- TASK INSTRUCTIONS
Pull out every line with the word "sangre" from the entries below.
----- SUPPLIED DATA
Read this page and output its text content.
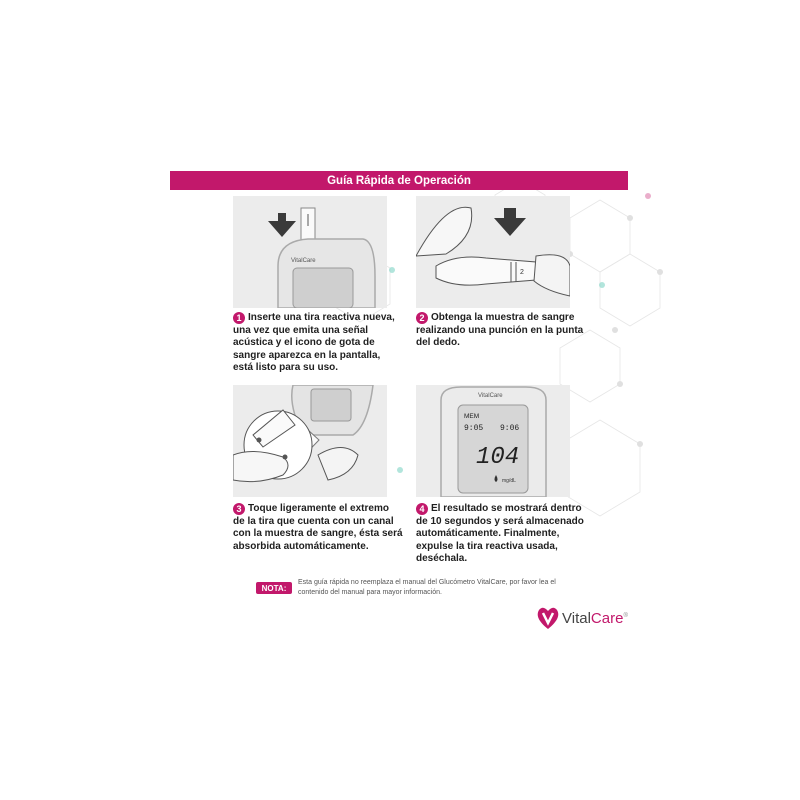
Guía Rápida de Operación
VitalCare
2
1 Inserte una tira reactiva nueva, una vez que emita una señal acústica y el icono de gota de sangre aparezca en la pantalla, está listo para su uso.
2 Obtenga la muestra de sangre realizando una punción en la punta del dedo.
VitalCare
MEM
9:05 9:06
104
mg/dL
3 Toque ligeramente el extremo de la tira que cuenta con un canal con la muestra de sangre, ésta será absorbida automáticamente.
4 El resultado se mostrará dentro de 10 segundos y será almacenado automáticamente. Finalmente, expulse la tira reactiva usada, deséchala.
NOTA:
Esta guía rápida no reemplaza el manual del Glucómetro VitalCare, por favor lea el contenido del manual para mayor información.
VitalCare®
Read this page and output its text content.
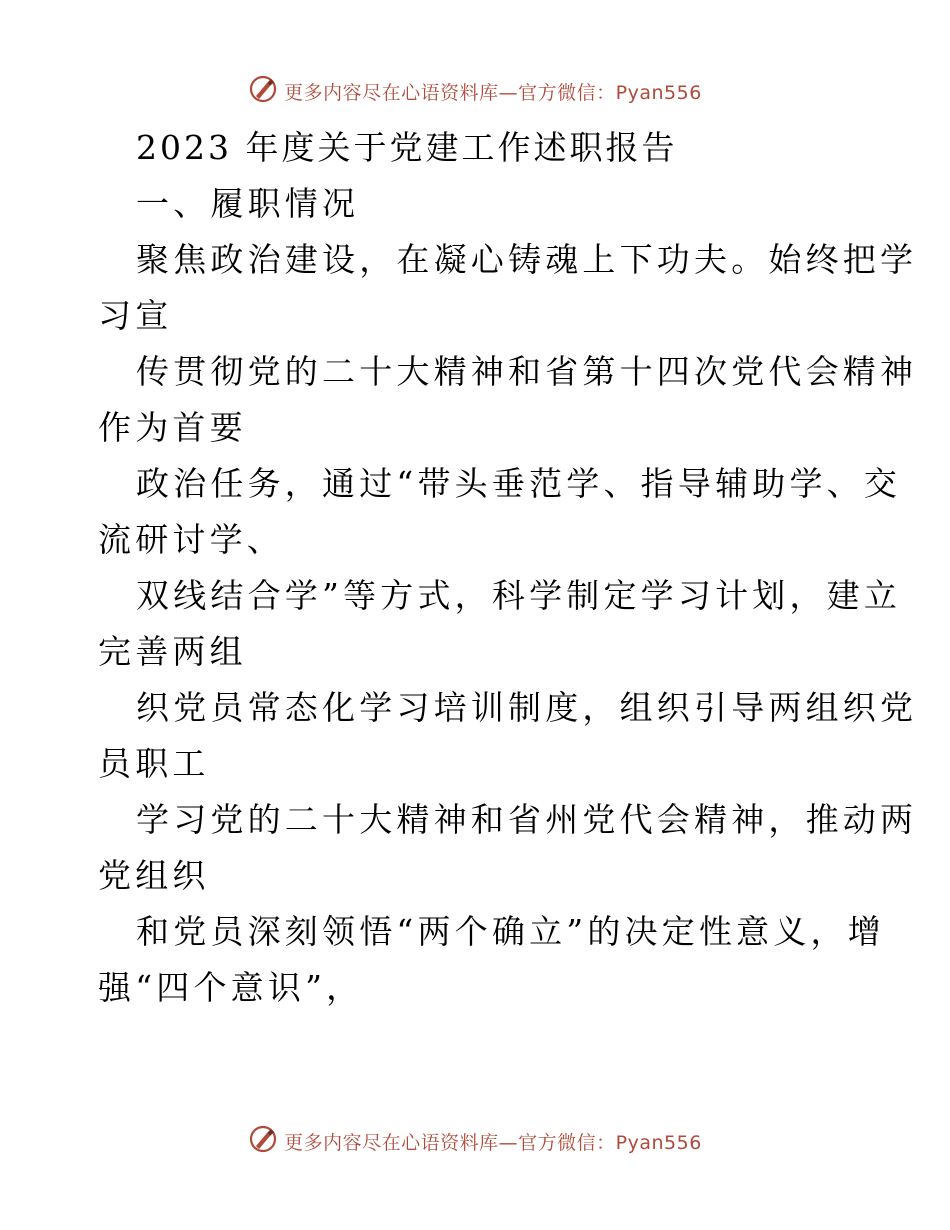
更多内容尽在心语资料库—官方微信：Pyan556
2023 年度关于党建工作述职报告
一、履职情况
聚焦政治建设，在凝心铸魂上下功夫。始终把学
习宣
传贯彻党的二十大精神和省第十四次党代会精神
作为首要
政治任务，通过“带头垂范学、指导辅助学、交
流研讨学、
双线结合学”等方式，科学制定学习计划，建立
完善两组
织党员常态化学习培训制度，组织引导两组织党
员职工
学习党的二十大精神和省州党代会精神，推动两
党组织
和党员深刻领悟“两个确立”的决定性意义，增
强“四个意识”，
更多内容尽在心语资料库—官方微信：Pyan556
----------
- RESULT BELOW
1 Inserte una tira reactiva nueva, una vez que emita una señal acústica y el icono de gota de sangre aparezca en la pantalla, está listo para su uso.
2 Obtenga la muestra de sangre realizando una punción en la punta del dedo.
3 Toque ligeramente el extremo de la tira que cuenta con un canal con la muestra de sangre, ésta será absorbida automáticamente.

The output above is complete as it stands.